## start Source material

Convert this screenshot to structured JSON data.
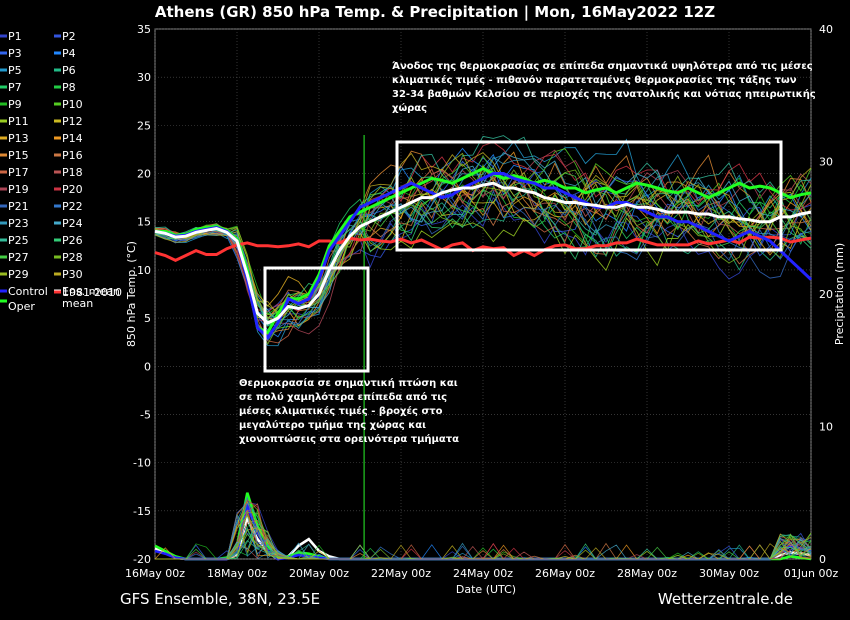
{
  "chart_data": {
    "type": "line",
    "title": "Athens  (GR)  850 hPa Temp. & Precipitation | Mon, 16May2022 12Z",
    "ylabel": "850 hPa Temp. (°C)",
    "ylabel_right": "Precipitation (mm)",
    "xlabel": "Date (UTC)",
    "ylim": [
      -20,
      35
    ],
    "ylim_right": [
      0,
      40
    ],
    "yticks": [
      "35",
      "30",
      "25",
      "20",
      "15",
      "10",
      "5",
      "0",
      "-5",
      "-10",
      "-15",
      "-20"
    ],
    "yticks_right": [
      "40",
      "30",
      "20",
      "10",
      "0"
    ],
    "xticks": [
      "16May 00z",
      "18May 00z",
      "20May 00z",
      "22May 00z",
      "24May 00z",
      "26May 00z",
      "28May 00z",
      "30May 00z",
      "01Jun 00z"
    ],
    "grid": true,
    "legend_placement": "left",
    "footer_left": "GFS Ensemble, 38N, 23.5E",
    "footer_right": "Wetterzentrale.de",
    "annotations": [
      {
        "lines": [
          "Άνοδος της θερμοκρασίας σε επίπεδα σημαντικά υψηλότερα από τις μέσες",
          "κλιματικές τιμές - πιθανόν παρατεταμένες θερμοκρασίες της τάξης των",
          "32-34 βαθμών Κελσίου σε περιοχές της ανατολικής και νότιας ηπειρωτικής",
          "χώρας"
        ]
      },
      {
        "lines": [
          "Θερμοκρασία σε σημαντική πτώση και",
          "σε πολύ χαμηλότερα επίπεδα από τις",
          "μέσες κλιματικές τιμές - βροχές στο",
          "μεγαλύτερο τμήμα της χώρας και",
          "χιονοπτώσεις στα ορεινότερα τμήματα"
        ]
      }
    ],
    "days": [
      0,
      0.25,
      0.5,
      0.75,
      1,
      1.25,
      1.5,
      1.75,
      2,
      2.25,
      2.5,
      2.75,
      3,
      3.25,
      3.5,
      3.75,
      4,
      4.25,
      4.5,
      4.75,
      5,
      5.25,
      5.5,
      5.75,
      6,
      6.25,
      6.5,
      6.75,
      7,
      7.25,
      7.5,
      7.75,
      8,
      8.25,
      8.5,
      8.75,
      9,
      9.25,
      9.5,
      9.75,
      10,
      10.25,
      10.5,
      10.75,
      11,
      11.25,
      11.5,
      11.75,
      12,
      12.25,
      12.5,
      12.75,
      13,
      13.25,
      13.5,
      13.75,
      14,
      14.25,
      14.5,
      14.75,
      15,
      15.25,
      15.5,
      15.75,
      16
    ],
    "series": [
      {
        "name": "Control",
        "color": "#2222ff",
        "values": [
          14,
          13.8,
          13.5,
          13.6,
          14,
          14.2,
          14.4,
          14,
          13,
          9,
          4,
          3,
          4.5,
          7,
          6.5,
          7,
          9,
          12,
          13.5,
          15,
          16.5,
          17,
          17.5,
          18,
          18.5,
          19,
          18.5,
          18,
          17.5,
          17.8,
          18.5,
          19,
          19.5,
          20,
          20,
          19.5,
          19.2,
          19,
          18.5,
          18.5,
          18,
          17.5,
          17,
          16.5,
          16.5,
          17,
          17,
          16.5,
          16,
          15.5,
          15.5,
          15,
          15,
          14.5,
          14,
          13.5,
          13,
          13.5,
          14,
          13.5,
          13,
          12,
          11,
          10,
          9
        ]
      },
      {
        "name": "Ens. mean",
        "color": "#ffffff",
        "values": [
          14,
          13.8,
          13.4,
          13.5,
          13.9,
          14.1,
          14.3,
          13.9,
          13,
          9.5,
          5.5,
          4.5,
          5,
          6.2,
          6,
          6.3,
          7.5,
          10,
          12,
          13.5,
          14.5,
          15,
          15.5,
          16,
          16.5,
          17,
          17.5,
          17.5,
          18,
          18.3,
          18.5,
          18.5,
          18.8,
          19,
          18.5,
          18.5,
          18.2,
          18,
          17.5,
          17.3,
          17,
          17,
          16.8,
          16.7,
          16.5,
          16.5,
          16.8,
          16.5,
          16.5,
          16.3,
          16,
          16,
          16,
          15.8,
          15.8,
          15.5,
          15.5,
          15.3,
          15.2,
          15,
          15,
          15.5,
          15.5,
          15.8,
          16
        ]
      },
      {
        "name": "Oper",
        "color": "#22ff22",
        "values": [
          14,
          14,
          13.6,
          13.7,
          14.2,
          14.4,
          14.5,
          14.1,
          13.2,
          10,
          4,
          3.5,
          5.5,
          7,
          7,
          7.5,
          9.5,
          12.5,
          14,
          15.5,
          16,
          16.5,
          17,
          17.5,
          18,
          18.5,
          19,
          19.5,
          19.3,
          19,
          19.5,
          20,
          20.5,
          20,
          19.5,
          19.8,
          19.5,
          19,
          19.3,
          19,
          18.5,
          18.5,
          18,
          18.3,
          18.5,
          18,
          18.5,
          19,
          18.8,
          18.5,
          18.2,
          18,
          18.5,
          18,
          17.5,
          18,
          18.5,
          19,
          18.5,
          18.7,
          18.5,
          18,
          17.5,
          17.8,
          18
        ]
      },
      {
        "name": "1981-2010 mean",
        "color": "#ff3333",
        "values": [
          11.8,
          11.5,
          11,
          11.5,
          12,
          11.6,
          11.6,
          12.2,
          12.6,
          12.8,
          12.5,
          12.5,
          12.4,
          12.5,
          12.7,
          12.4,
          13,
          13,
          12.8,
          13.3,
          13.1,
          13.2,
          13,
          12.9,
          13.2,
          12.8,
          13.1,
          12.6,
          12.1,
          12.6,
          12.8,
          12,
          12.4,
          12.2,
          12.3,
          11.5,
          12,
          11.5,
          12.1,
          12.5,
          12.6,
          12.2,
          12.2,
          12.5,
          12.5,
          12.8,
          12.8,
          13.2,
          12.9,
          12.6,
          12.6,
          12.6,
          12.6,
          13,
          12.7,
          12.9,
          13.1,
          12.8,
          13.4,
          13.3,
          13.4,
          13.3,
          12.9,
          13.1,
          13.3
        ]
      }
    ],
    "precip_series": [
      {
        "name": "Ens. mean",
        "color": "#ffffff",
        "values": [
          0.8,
          0.5,
          0.1,
          0,
          0,
          0,
          0,
          0,
          0.3,
          3,
          1.5,
          0.5,
          0,
          0.2,
          1,
          1.5,
          0.6,
          0.2,
          0,
          0,
          0,
          0,
          0,
          0,
          0,
          0,
          0,
          0,
          0,
          0,
          0,
          0,
          0,
          0,
          0,
          0,
          0,
          0,
          0,
          0,
          0,
          0,
          0,
          0,
          0,
          0,
          0,
          0,
          0,
          0,
          0,
          0,
          0,
          0,
          0,
          0,
          0,
          0,
          0,
          0,
          0,
          0.3,
          0.5,
          0.4,
          0.3
        ]
      },
      {
        "name": "Oper",
        "color": "#22ff22",
        "values": [
          1,
          0.6,
          0.2,
          0,
          0,
          0,
          0,
          0.1,
          1,
          5,
          2.5,
          1,
          0.1,
          0.2,
          0.5,
          0.4,
          0.2,
          0,
          0,
          0,
          0,
          0,
          0,
          0,
          0,
          0,
          0,
          0,
          0,
          0,
          0,
          0,
          0,
          0,
          0,
          0,
          0,
          0,
          0,
          0,
          0,
          0,
          0,
          0,
          0,
          0,
          0,
          0,
          0,
          0,
          0,
          0,
          0,
          0,
          0,
          0,
          0,
          0,
          0,
          0,
          0,
          0,
          0.2,
          0.1,
          0
        ]
      },
      {
        "name": "Control",
        "color": "#2222ff",
        "values": [
          0.6,
          0.4,
          0.1,
          0,
          0,
          0,
          0,
          0,
          0.5,
          4,
          2,
          0.6,
          0,
          0.1,
          0.3,
          0.2,
          0.1,
          0,
          0,
          0,
          0,
          0,
          0,
          0,
          0,
          0,
          0,
          0,
          0,
          0,
          0,
          0,
          0,
          0,
          0,
          0,
          0,
          0,
          0,
          0,
          0,
          0,
          0,
          0,
          0,
          0,
          0,
          0,
          0,
          0,
          0,
          0,
          0,
          0,
          0,
          0,
          0,
          0,
          0,
          0,
          0,
          0.5,
          1,
          0.8,
          0.6
        ]
      }
    ]
  },
  "legend": {
    "rows": [
      {
        "left": {
          "label": "P1",
          "color": "#3344cc"
        },
        "right": {
          "label": "P2",
          "color": "#3355dd"
        }
      },
      {
        "left": {
          "label": "P3",
          "color": "#3366ee"
        },
        "right": {
          "label": "P4",
          "color": "#2288ff"
        }
      },
      {
        "left": {
          "label": "P5",
          "color": "#2299cc"
        },
        "right": {
          "label": "P6",
          "color": "#22bb88"
        }
      },
      {
        "left": {
          "label": "P7",
          "color": "#22cc66"
        },
        "right": {
          "label": "P8",
          "color": "#22cc44"
        }
      },
      {
        "left": {
          "label": "P9",
          "color": "#22bb22"
        },
        "right": {
          "label": "P10",
          "color": "#55cc22"
        }
      },
      {
        "left": {
          "label": "P11",
          "color": "#99cc22"
        },
        "right": {
          "label": "P12",
          "color": "#ccbb22"
        }
      },
      {
        "left": {
          "label": "P13",
          "color": "#ddaa22"
        },
        "right": {
          "label": "P14",
          "color": "#ee9922"
        }
      },
      {
        "left": {
          "label": "P15",
          "color": "#dd8833"
        },
        "right": {
          "label": "P16",
          "color": "#cc7744"
        }
      },
      {
        "left": {
          "label": "P17",
          "color": "#cc6644"
        },
        "right": {
          "label": "P18",
          "color": "#bb5555"
        }
      },
      {
        "left": {
          "label": "P19",
          "color": "#aa4455"
        },
        "right": {
          "label": "P20",
          "color": "#cc3344"
        }
      },
      {
        "left": {
          "label": "P21",
          "color": "#3366bb"
        },
        "right": {
          "label": "P22",
          "color": "#3377cc"
        }
      },
      {
        "left": {
          "label": "P23",
          "color": "#3399bb"
        },
        "right": {
          "label": "P24",
          "color": "#44aacc"
        }
      },
      {
        "left": {
          "label": "P25",
          "color": "#33bb99"
        },
        "right": {
          "label": "P26",
          "color": "#33cc77"
        }
      },
      {
        "left": {
          "label": "P27",
          "color": "#44cc44"
        },
        "right": {
          "label": "P28",
          "color": "#77bb22"
        }
      },
      {
        "left": {
          "label": "P29",
          "color": "#99bb22"
        },
        "right": {
          "label": "P30",
          "color": "#bbaa22"
        }
      },
      {
        "left": {
          "label": "Control",
          "color": "#2222ff"
        },
        "right": {
          "label": "Ens. mean",
          "color": "#ffffff"
        }
      }
    ],
    "oper": {
      "label": "Oper",
      "color": "#22ff22"
    },
    "clim": {
      "label": "1981-2010",
      "label2": "mean",
      "color": "#ff3333"
    }
  }
}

## end Source material

Problem to solve - Locate and copy each line in the data above that includes the word "μέσες".

Complete output -
          "Άνοδος της θερμοκρασίας σε επίπεδα σημαντικά υψηλότερα από τις μέσες",
          "μέσες κλιματικές τιμές - βροχές στο",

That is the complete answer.